### [SHORT EXERCISE]
State only how many lines contain the string "pyrites".

──────── INPUT RECORDS

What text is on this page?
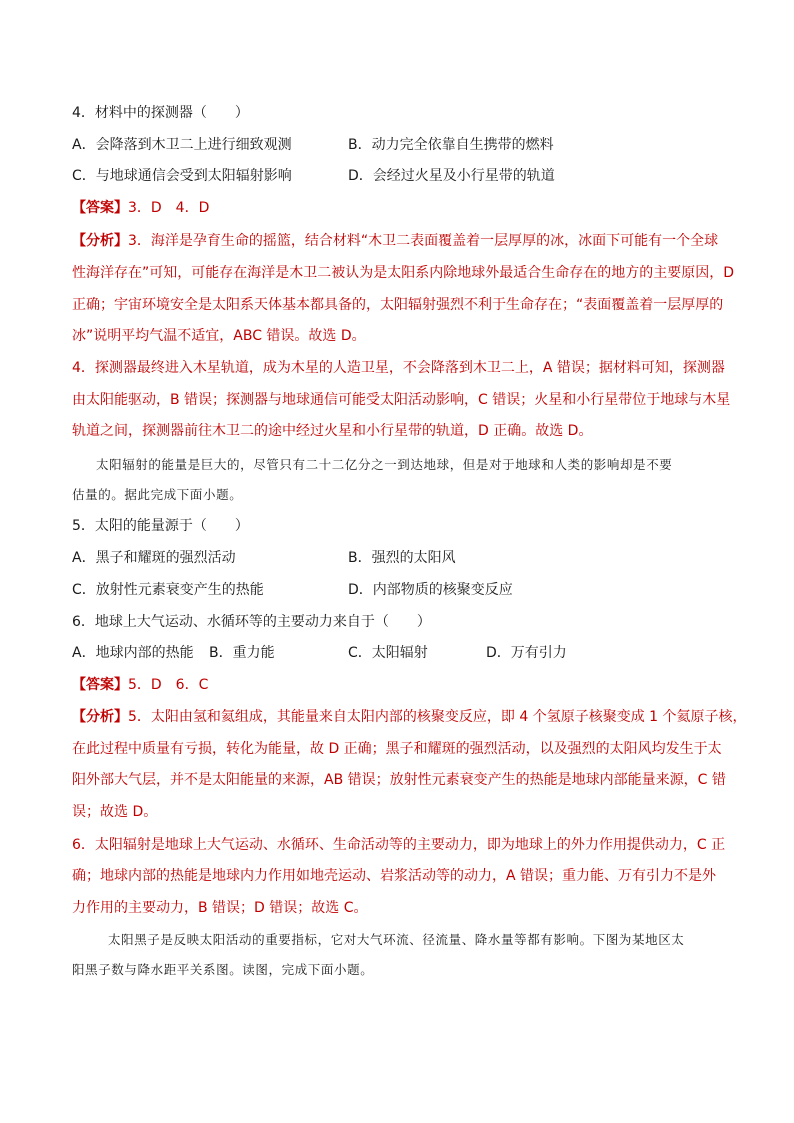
4．材料中的探测器（　　）
A．会降落到木卫二上进行细致观测	B．动力完全依靠自生携带的燃料
C．与地球通信会受到太阳辐射影响	D．会经过火星及小行星带的轨道
【答案】3．D　4．D
【分析】3．海洋是孕育生命的摇篮，结合材料“木卫二表面覆盖着一层厚厚的冰，冰面下可能有一个全球
性海洋存在”可知，可能存在海洋是木卫二被认为是太阳系内除地球外最适合生命存在的地方的主要原因，D
正确；宇宙环境安全是太阳系天体基本都具备的，太阳辐射强烈不利于生命存在；“表面覆盖着一层厚厚的
冰”说明平均气温不适宜，ABC 错误。故选 D。
4．探测器最终进入木星轨道，成为木星的人造卫星，不会降落到木卫二上，A 错误；据材料可知，探测器
由太阳能驱动，B 错误；探测器与地球通信可能受太阳活动影响，C 错误；火星和小行星带位于地球与木星
轨道之间，探测器前往木卫二的途中经过火星和小行星带的轨道，D 正确。故选 D。
太阳辐射的能量是巨大的，尽管只有二十二亿分之一到达地球，但是对于地球和人类的影响却是不要
估量的。据此完成下面小题。
5．太阳的能量源于（　　）
A．黑子和耀斑的强烈活动	B．强烈的太阳风
C．放射性元素衰变产生的热能	D．内部物质的核聚变反应
6．地球上大气运动、水循环等的主要动力来自于（　　）
A．地球内部的热能 B．重力能	C．太阳辐射	D．万有引力
【答案】5．D　6．C
【分析】5．太阳由氢和氦组成，其能量来自太阳内部的核聚变反应，即 4 个氢原子核聚变成 1 个氦原子核，
在此过程中质量有亏损，转化为能量，故 D 正确；黑子和耀斑的强烈活动，以及强烈的太阳风均发生于太
阳外部大气层，并不是太阳能量的来源，AB 错误；放射性元素衰变产生的热能是地球内部能量来源，C 错
误；故选 D。
6．太阳辐射是地球上大气运动、水循环、生命活动等的主要动力，即为地球上的外力作用提供动力，C 正
确；地球内部的热能是地球内力作用如地壳运动、岩浆活动等的动力，A 错误；重力能、万有引力不是外
力作用的主要动力，B 错误；D 错误；故选 C。
太阳黑子是反映太阳活动的重要指标，它对大气环流、径流量、降水量等都有影响。下图为某地区太
阳黑子数与降水距平关系图。读图，完成下面小题。
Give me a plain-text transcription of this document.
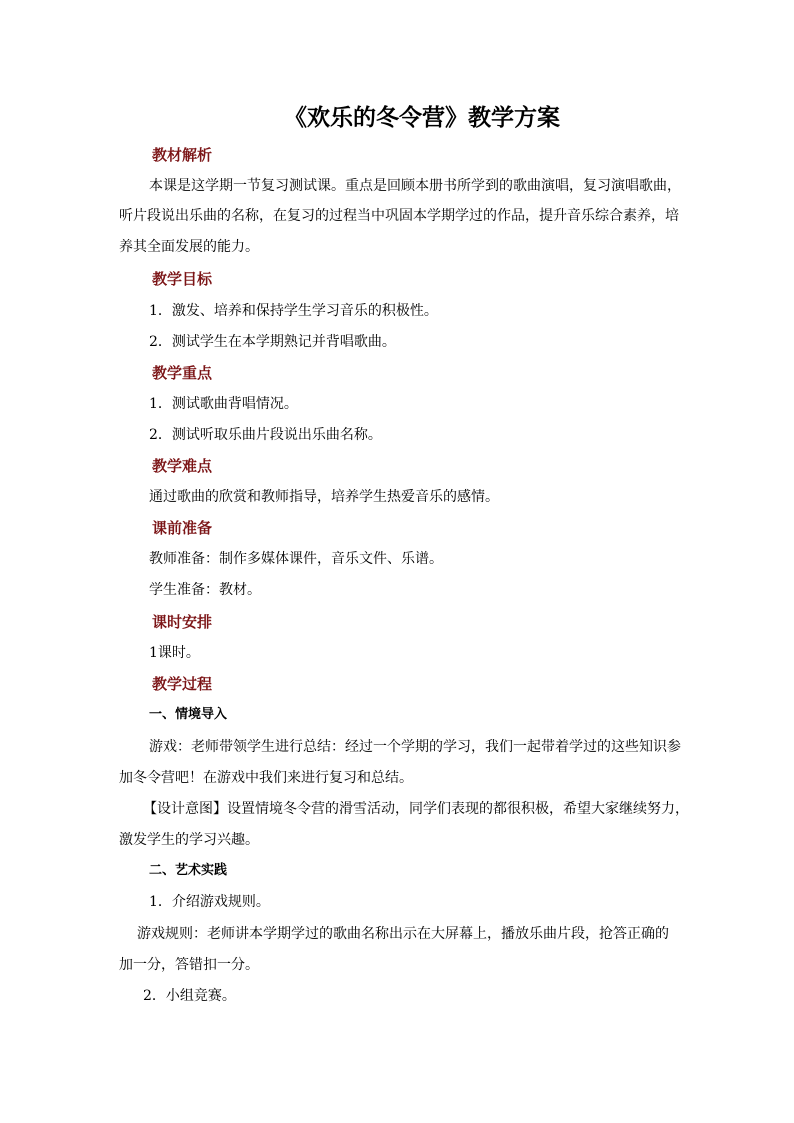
《欢乐的冬令营》教学方案
教材解析
本课是这学期一节复习测试课。重点是回顾本册书所学到的歌曲演唱，复习演唱歌曲，
听片段说出乐曲的名称，在复习的过程当中巩固本学期学过的作品，提升音乐综合素养，培
养其全面发展的能力。
教学目标
1．激发、培养和保持学生学习音乐的积极性。
2．测试学生在本学期熟记并背唱歌曲。
教学重点
1．测试歌曲背唱情况。
2．测试听取乐曲片段说出乐曲名称。
教学难点
通过歌曲的欣赏和教师指导，培养学生热爱音乐的感情。
课前准备
教师准备：制作多媒体课件，音乐文件、乐谱。
学生准备：教材。
课时安排
1课时。
教学过程
一、情境导入
游戏：老师带领学生进行总结：经过一个学期的学习，我们一起带着学过的这些知识参
加冬令营吧！在游戏中我们来进行复习和总结。
【设计意图】设置情境冬令营的滑雪活动，同学们表现的都很积极，希望大家继续努力，
激发学生的学习兴趣。
二、艺术实践
1．介绍游戏规则。
游戏规则：老师讲本学期学过的歌曲名称出示在大屏幕上，播放乐曲片段，抢答正确的
加一分，答错扣一分。
2．小组竞赛。
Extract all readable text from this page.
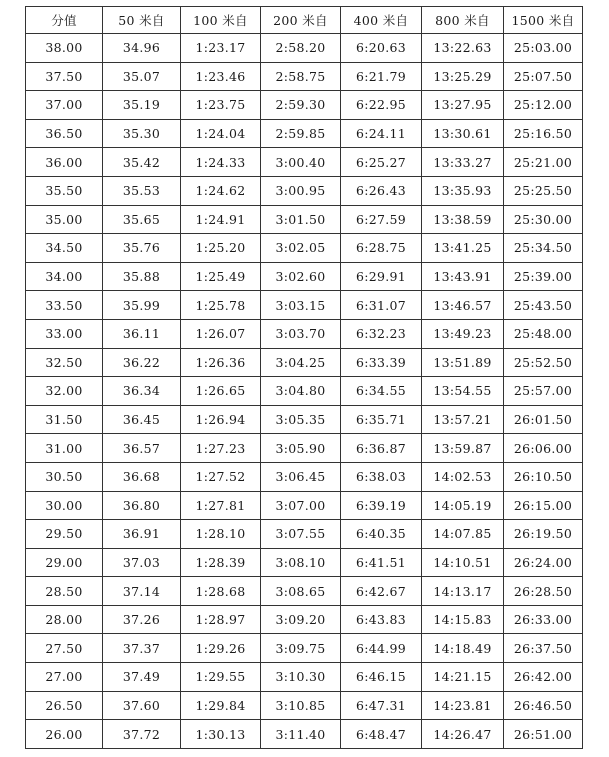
分值	50 米自	100 米自	200 米自	400 米自	800 米自	1500 米自
38.00	34.96	1:23.17	2:58.20	6:20.63	13:22.63	25:03.00
37.50	35.07	1:23.46	2:58.75	6:21.79	13:25.29	25:07.50
37.00	35.19	1:23.75	2:59.30	6:22.95	13:27.95	25:12.00
36.50	35.30	1:24.04	2:59.85	6:24.11	13:30.61	25:16.50
36.00	35.42	1:24.33	3:00.40	6:25.27	13:33.27	25:21.00
35.50	35.53	1:24.62	3:00.95	6:26.43	13:35.93	25:25.50
35.00	35.65	1:24.91	3:01.50	6:27.59	13:38.59	25:30.00
34.50	35.76	1:25.20	3:02.05	6:28.75	13:41.25	25:34.50
34.00	35.88	1:25.49	3:02.60	6:29.91	13:43.91	25:39.00
33.50	35.99	1:25.78	3:03.15	6:31.07	13:46.57	25:43.50
33.00	36.11	1:26.07	3:03.70	6:32.23	13:49.23	25:48.00
32.50	36.22	1:26.36	3:04.25	6:33.39	13:51.89	25:52.50
32.00	36.34	1:26.65	3:04.80	6:34.55	13:54.55	25:57.00
31.50	36.45	1:26.94	3:05.35	6:35.71	13:57.21	26:01.50
31.00	36.57	1:27.23	3:05.90	6:36.87	13:59.87	26:06.00
30.50	36.68	1:27.52	3:06.45	6:38.03	14:02.53	26:10.50
30.00	36.80	1:27.81	3:07.00	6:39.19	14:05.19	26:15.00
29.50	36.91	1:28.10	3:07.55	6:40.35	14:07.85	26:19.50
29.00	37.03	1:28.39	3:08.10	6:41.51	14:10.51	26:24.00
28.50	37.14	1:28.68	3:08.65	6:42.67	14:13.17	26:28.50
28.00	37.26	1:28.97	3:09.20	6:43.83	14:15.83	26:33.00
27.50	37.37	1:29.26	3:09.75	6:44.99	14:18.49	26:37.50
27.00	37.49	1:29.55	3:10.30	6:46.15	14:21.15	26:42.00
26.50	37.60	1:29.84	3:10.85	6:47.31	14:23.81	26:46.50
26.00	37.72	1:30.13	3:11.40	6:48.47	14:26.47	26:51.00
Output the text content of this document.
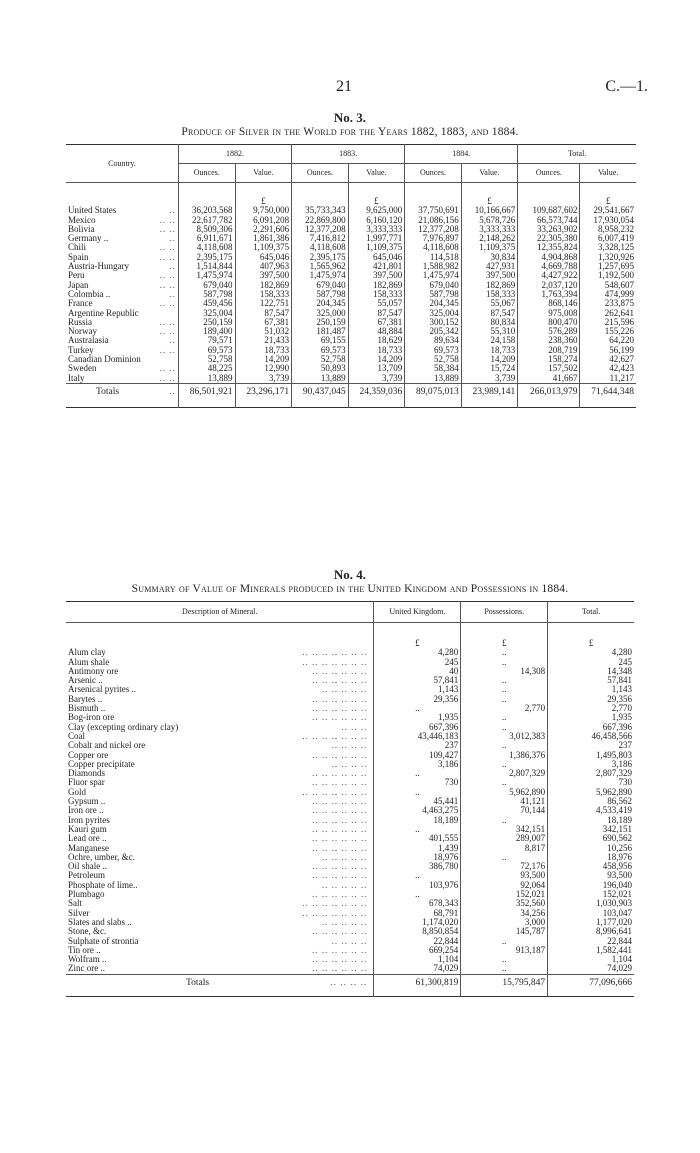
21	C.—1.
No. 3.
Produce of Silver in the World for the Years 1882, 1883, and 1884.
Country.	1882.		1883.		1884.		Total.	
	Ounces.	Value.	Ounces.	Value.	Ounces.	Value.	Ounces.	Value.
		£		£		£		£
United States ..	36,203,568	9,750,000	35,733,343	9,625,000	37,750,691	10,166,667	109,687,602	29,541,667
Mexico .. ..	22,617,782	6,091,208	22,869,800	6,160,120	21,086,156	5,678,726	66,573,744	17,930,054
Bolivia .. ..	8,509,306	2,291,606	12,377,208	3,333,333	12,377,208	3,333,333	33,263,902	8,958,232
Germany .. ..	6,911,671	1,861,386	7,416,812	1,997,771	7,976,897	2,148,262	22,305,380	6,007,419
Chili .. ..	4,118,608	1,109,375	4,118,608	1,109,375	4,118,608	1,109,375	12,355,824	3,328,125
Spain .. ..	2,395,175	645,046	2,395,175	645,046	114,518	30,834	4,904,868	1,320,926
Austria-Hungary ..	1,514,844	407,963	1,565,962	421,801	1,588,982	427,931	4,669,788	1,257,695
Peru .. ..	1,475,974	397,500	1,475,974	397,500	1,475,974	397,500	4,427,922	1,192,500
Japan .. ..	679,040	182,869	679,040	182,869	679,040	182,869	2,037,120	548,607
Colombia .. ..	587,798	158,333	587,798	158,333	587,798	158,333	1,763,394	474,999
France .. ..	459,456	122,751	204,345	55,057	204,345	55,067	868,146	233,875
Argentine Republic	325,004	87,547	325,000	87,547	325,004	87,547	975,008	262,641
Russia .. ..	250,159	67,381	250,159	67,381	300,152	80,834	800,470	215,596
Norway .. ..	189,400	51,032	181,487	48,884	205,342	55,310	576,289	155,226
Australasia ..	79,571	21,433	69,155	18,629	89,634	24,158	238,360	64,220
Turkey .. ..	69,573	18,733	69,573	18,733	69,573	18,733	208,719	56,199
Canadian Dominion	52,758	14,209	52,758	14,209	52,758	14,209	158,274	42,627
Sweden .. ..	48,225	12,990	50,893	13,709	58,384	15,724	157,502	42,423
Italy .. ..	13,889	3,739	13,889	3,739	13,889	3,739	41,667	11,217
Totals ..	86,501,921	23,296,171	90,437,045	24,359,036	89,075,013	23,989,141	266,013,979	71,644,348
No. 4.
Summary of Value of Minerals produced in the United Kingdom and Possessions in 1884.
Description of Mineral.	United Kingdom.	Possessions.	Total.
	£	£	£
Alum clay .. .. .. .. .. .. ..	4,280	..	4,280
Alum shale .. .. .. .. .. .. ..	245	..	245
Antimony ore .. .. .. .. .. ..	40	14,308	14,348
Arsenic .. .. .. .. .. .. ..	57,841	..	57,841
Arsenical pyrites .. .. .. .. .. ..	1,143	..	1,143
Barytes .. .. .. .. .. .. ..	29,356	..	29,356
Bismuth .. .. .. .. .. .. ..	..	2,770	2,770
Bog-iron ore .. .. .. .. .. ..	1,935	..	1,935
Clay (excepting ordinary clay) .. .. ..	667,396	..	667,396
Coal .. .. .. .. .. .. ..	43,446,183	3,012,383	46,458,566
Cobalt and nickel ore .. .. .. ..	237	..	237
Copper ore .. .. .. .. .. ..	109,427	1,386,376	1,495,803
Copper precipitate .. .. .. ..	3,186	..	3,186
Diamonds .. .. .. .. .. ..	..	2,807,329	2,807,329
Fluor spar .. .. .. .. .. ..	730	..	730
Gold .. .. .. .. .. .. ..	..	5,962,890	5,962,890
Gypsum .. .. .. .. .. .. ..	45,441	41,121	86,562
Iron ore .. .. .. .. .. .. ..	4,463,275	70,144	4,533,419
Iron pyrites .. .. .. .. .. ..	18,189	..	18,189
Kauri gum .. .. .. .. .. ..	..	342,151	342,151
Lead ore .. .. .. .. .. .. ..	401,555	289,007	690,562
Manganese .. .. .. .. .. ..	1,439	8,817	10,256
Ochre, umber, &c. .. .. .. .. ..	18,976	..	18,976
Oil shale .. .. .. .. .. .. ..	386,780	72,176	458,956
Petroleum .. .. .. .. .. ..	..	93,500	93,500
Phosphate of lime.. .. .. .. .. ..	103,976	92,064	196,040
Plumbago .. .. .. .. .. ..	..	152,021	152,021
Salt .. .. .. .. .. .. ..	678,343	352,560	1,030,903
Silver .. .. .. .. .. .. ..	68,791	34,256	103,047
Slates and slabs .. .. .. .. .. ..	1,174,020	3,000	1,177,020
Stone, &c. .. .. .. .. .. ..	8,850,854	145,787	8,996,641
Sulphate of strontia .. .. .. ..	22,844	..	22,844
Tin ore .. .. .. .. .. .. ..	669,254	913,187	1,582,441
Wolfram .. .. .. .. .. .. ..	1,104	..	1,104
Zinc ore .. .. .. .. .. .. ..	74,029	..	74,029
Totals .. .. .. ..	61,300,819	15,795,847	77,096,666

────────────────

### [OUTPUT FOR THIS EXERCISE]
2